# Alphacool gute Firma?



## Unsichtbar04 (23. Juni 2018)

Ist Alphacool eine gute Firma ?
Habe nicht so viel gutes darüber gehört.
http://extreme.pcgameshardware.de/w...atung/511034-wakue-r7-1700-a.html#post9394543
Ich rede in diesem Fall von Pumpen bzw. Komplett Erweiterbare Wasserkühlungssets.


----------



## teachmeluv (23. Juni 2018)

Die haben keinen schlechten Ruf. Kann man empfehlen. Aber das ist rein objektiv.


----------



## Unsichtbar04 (23. Juni 2018)

Hattest du den Etwas von Alphacool


----------



## teachmeluv (23. Juni 2018)

Ich habe noch nie eine WaKü besessen. Aber ich lese hier viel im Forum und direkt auf PCGH oder anderen Magazinen und Alphacool ist immer wieder ein Name, der neben Corsair oder beQuiet fällt, wenn es um WaKü geht.


----------



## PC-Bastler_2011 (23. Juni 2018)

Ich kann nichts schlechtes berichten. Die VP755 sowie die Eisbär240 laufen einwandfrei


----------



## Unsichtbar04 (23. Juni 2018)

__________________________________________________

Gib aus dem Forenthread über Alphacool die Passage von „Habe nicht so“ bis „ist rein objektiv.“ wortwörtlich wieder.

### Bereitgestelltes Material
__________________________________________________

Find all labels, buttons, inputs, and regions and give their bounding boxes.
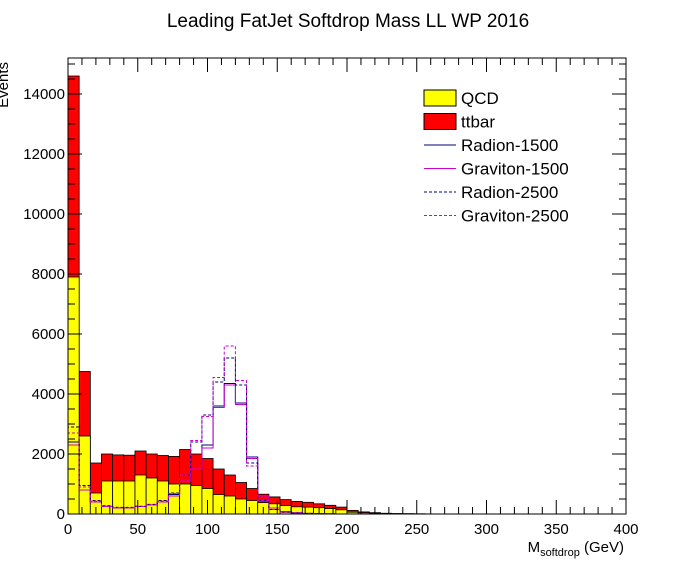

__________________________________________________

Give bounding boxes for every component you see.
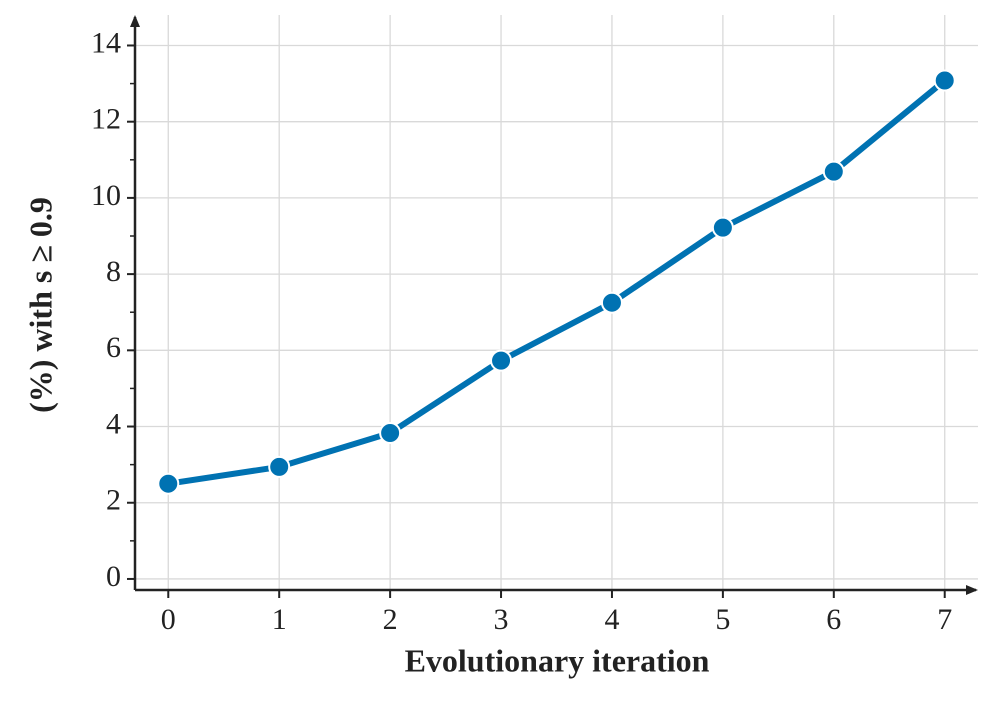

__________________________________________________

### Ergebnis
Habe nicht so viel gutes darüber gehört.
http://extreme.pcgameshardware.de/w...atung/511034-wakue-r7-1700-a.html#post9394543
Ich rede in diesem Fall von Pumpen bzw. Komplett Erweiterbare Wasserkühlungssets.


----------



## teachmeluv (23. Juni 2018)

Die haben keinen schlechten Ruf. Kann man empfehlen. Aber das ist rein objektiv.